SET TASK
Extract all lines that hold the string "EDUCATIONAL".

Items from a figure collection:
------------
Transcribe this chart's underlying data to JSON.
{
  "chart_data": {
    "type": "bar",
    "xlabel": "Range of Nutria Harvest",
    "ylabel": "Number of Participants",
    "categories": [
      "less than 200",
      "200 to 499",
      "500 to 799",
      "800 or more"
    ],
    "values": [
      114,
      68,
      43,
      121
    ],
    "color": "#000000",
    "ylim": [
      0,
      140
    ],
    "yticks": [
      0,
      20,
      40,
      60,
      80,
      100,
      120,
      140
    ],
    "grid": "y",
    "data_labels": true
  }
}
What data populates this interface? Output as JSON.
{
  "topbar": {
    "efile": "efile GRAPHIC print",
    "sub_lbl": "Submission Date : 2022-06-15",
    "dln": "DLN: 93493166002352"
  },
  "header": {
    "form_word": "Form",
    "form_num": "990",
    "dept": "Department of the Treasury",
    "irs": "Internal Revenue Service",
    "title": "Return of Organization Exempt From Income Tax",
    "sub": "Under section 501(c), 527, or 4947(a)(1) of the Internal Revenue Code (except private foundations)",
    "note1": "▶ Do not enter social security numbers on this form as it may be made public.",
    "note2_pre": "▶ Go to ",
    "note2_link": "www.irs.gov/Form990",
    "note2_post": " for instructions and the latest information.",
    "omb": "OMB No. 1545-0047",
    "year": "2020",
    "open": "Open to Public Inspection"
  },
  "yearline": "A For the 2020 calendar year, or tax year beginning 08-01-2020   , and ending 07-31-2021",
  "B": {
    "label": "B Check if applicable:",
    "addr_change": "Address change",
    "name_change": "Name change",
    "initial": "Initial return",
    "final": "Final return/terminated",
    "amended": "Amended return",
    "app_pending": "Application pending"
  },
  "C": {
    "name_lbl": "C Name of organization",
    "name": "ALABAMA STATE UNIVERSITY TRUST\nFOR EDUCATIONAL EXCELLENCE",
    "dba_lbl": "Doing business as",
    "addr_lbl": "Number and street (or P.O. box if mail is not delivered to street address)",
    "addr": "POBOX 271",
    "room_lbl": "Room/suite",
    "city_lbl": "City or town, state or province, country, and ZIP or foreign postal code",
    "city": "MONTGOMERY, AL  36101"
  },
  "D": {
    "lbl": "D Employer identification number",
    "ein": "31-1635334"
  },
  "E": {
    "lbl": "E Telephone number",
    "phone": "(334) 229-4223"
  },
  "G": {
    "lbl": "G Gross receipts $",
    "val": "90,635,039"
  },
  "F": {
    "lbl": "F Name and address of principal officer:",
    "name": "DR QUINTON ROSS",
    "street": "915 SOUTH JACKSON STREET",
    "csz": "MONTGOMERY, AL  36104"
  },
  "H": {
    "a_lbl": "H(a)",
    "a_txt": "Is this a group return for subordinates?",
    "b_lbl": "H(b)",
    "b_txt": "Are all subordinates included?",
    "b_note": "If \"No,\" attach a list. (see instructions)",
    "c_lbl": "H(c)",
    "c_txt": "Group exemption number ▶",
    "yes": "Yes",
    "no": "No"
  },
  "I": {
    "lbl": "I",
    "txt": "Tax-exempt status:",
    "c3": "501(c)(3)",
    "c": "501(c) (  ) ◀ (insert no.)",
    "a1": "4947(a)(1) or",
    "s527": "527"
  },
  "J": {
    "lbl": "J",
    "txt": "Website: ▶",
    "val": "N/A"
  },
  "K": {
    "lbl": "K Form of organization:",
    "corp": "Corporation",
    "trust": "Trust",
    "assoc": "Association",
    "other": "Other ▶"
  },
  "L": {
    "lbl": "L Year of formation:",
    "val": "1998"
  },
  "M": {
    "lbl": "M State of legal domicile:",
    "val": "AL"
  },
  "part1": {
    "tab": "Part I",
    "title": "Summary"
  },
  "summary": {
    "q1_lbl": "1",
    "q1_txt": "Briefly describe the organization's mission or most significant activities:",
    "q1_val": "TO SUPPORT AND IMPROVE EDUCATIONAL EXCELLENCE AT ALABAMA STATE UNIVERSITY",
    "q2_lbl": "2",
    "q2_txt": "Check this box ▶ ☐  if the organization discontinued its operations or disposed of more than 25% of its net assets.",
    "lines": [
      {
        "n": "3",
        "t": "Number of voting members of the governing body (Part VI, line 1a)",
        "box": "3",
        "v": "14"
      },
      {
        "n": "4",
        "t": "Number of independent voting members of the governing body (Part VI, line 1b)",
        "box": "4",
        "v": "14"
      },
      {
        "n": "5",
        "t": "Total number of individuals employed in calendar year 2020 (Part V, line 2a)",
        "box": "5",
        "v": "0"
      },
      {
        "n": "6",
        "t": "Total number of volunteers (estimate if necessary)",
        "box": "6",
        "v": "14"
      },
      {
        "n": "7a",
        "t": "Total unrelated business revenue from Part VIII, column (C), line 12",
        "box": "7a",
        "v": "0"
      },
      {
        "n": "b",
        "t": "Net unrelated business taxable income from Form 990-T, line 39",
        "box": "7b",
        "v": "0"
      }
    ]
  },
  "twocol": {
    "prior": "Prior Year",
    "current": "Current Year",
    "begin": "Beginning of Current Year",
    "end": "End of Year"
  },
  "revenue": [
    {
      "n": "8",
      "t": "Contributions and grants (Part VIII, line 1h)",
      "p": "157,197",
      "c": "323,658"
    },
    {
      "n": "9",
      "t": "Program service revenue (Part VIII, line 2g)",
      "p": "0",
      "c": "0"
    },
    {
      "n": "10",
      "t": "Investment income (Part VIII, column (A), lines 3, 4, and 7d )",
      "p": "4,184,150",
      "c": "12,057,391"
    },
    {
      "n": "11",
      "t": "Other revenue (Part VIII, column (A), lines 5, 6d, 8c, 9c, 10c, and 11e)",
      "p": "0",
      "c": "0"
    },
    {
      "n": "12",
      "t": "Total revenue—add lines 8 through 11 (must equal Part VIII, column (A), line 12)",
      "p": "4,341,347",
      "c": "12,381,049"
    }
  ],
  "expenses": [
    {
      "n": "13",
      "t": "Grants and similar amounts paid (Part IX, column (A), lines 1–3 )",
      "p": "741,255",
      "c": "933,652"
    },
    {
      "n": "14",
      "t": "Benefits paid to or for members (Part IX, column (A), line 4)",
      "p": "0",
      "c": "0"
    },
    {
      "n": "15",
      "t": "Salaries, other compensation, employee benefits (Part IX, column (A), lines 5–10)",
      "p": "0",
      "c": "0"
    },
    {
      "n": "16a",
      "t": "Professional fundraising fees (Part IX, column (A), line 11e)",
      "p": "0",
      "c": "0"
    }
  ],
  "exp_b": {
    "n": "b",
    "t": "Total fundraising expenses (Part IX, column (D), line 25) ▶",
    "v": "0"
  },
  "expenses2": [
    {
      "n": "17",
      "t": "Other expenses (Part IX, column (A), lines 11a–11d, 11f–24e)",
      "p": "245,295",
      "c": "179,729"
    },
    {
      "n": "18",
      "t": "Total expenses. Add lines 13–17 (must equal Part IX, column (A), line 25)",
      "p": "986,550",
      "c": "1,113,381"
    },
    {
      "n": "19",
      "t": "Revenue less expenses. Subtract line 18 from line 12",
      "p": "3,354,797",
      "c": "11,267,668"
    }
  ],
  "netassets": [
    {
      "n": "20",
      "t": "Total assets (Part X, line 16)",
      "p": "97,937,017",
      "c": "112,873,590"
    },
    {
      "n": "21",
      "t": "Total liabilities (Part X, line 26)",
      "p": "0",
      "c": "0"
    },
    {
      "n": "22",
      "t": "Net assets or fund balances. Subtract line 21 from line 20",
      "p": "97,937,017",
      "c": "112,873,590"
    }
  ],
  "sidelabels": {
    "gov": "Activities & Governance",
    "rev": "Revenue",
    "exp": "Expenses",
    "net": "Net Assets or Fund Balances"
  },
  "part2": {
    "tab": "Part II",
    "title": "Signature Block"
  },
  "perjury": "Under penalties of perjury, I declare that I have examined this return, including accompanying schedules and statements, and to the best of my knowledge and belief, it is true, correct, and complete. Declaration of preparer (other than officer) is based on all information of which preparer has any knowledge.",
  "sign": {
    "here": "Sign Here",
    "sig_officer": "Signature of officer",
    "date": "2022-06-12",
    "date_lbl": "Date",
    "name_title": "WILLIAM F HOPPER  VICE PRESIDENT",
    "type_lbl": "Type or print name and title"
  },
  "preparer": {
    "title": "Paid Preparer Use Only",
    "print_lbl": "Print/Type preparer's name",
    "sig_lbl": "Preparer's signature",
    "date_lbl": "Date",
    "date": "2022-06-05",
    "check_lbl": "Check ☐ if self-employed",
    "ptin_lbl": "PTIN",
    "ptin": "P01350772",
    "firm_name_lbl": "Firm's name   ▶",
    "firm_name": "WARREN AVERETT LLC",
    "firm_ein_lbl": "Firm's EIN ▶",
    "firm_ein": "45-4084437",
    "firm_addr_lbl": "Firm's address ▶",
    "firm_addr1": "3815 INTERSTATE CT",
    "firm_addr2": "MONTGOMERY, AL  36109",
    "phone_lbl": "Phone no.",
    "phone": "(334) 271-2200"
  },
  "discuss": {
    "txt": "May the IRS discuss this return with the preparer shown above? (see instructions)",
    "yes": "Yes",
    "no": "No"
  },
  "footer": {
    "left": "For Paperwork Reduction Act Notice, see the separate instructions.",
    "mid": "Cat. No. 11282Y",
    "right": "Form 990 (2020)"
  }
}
------------
REPLY TO THE EXERCISE
    "name": "ALABAMA STATE UNIVERSITY TRUST\nFOR EDUCATIONAL EXCELLENCE",
    "q1_val": "TO SUPPORT AND IMPROVE EDUCATIONAL EXCELLENCE AT ALABAMA STATE UNIVERSITY",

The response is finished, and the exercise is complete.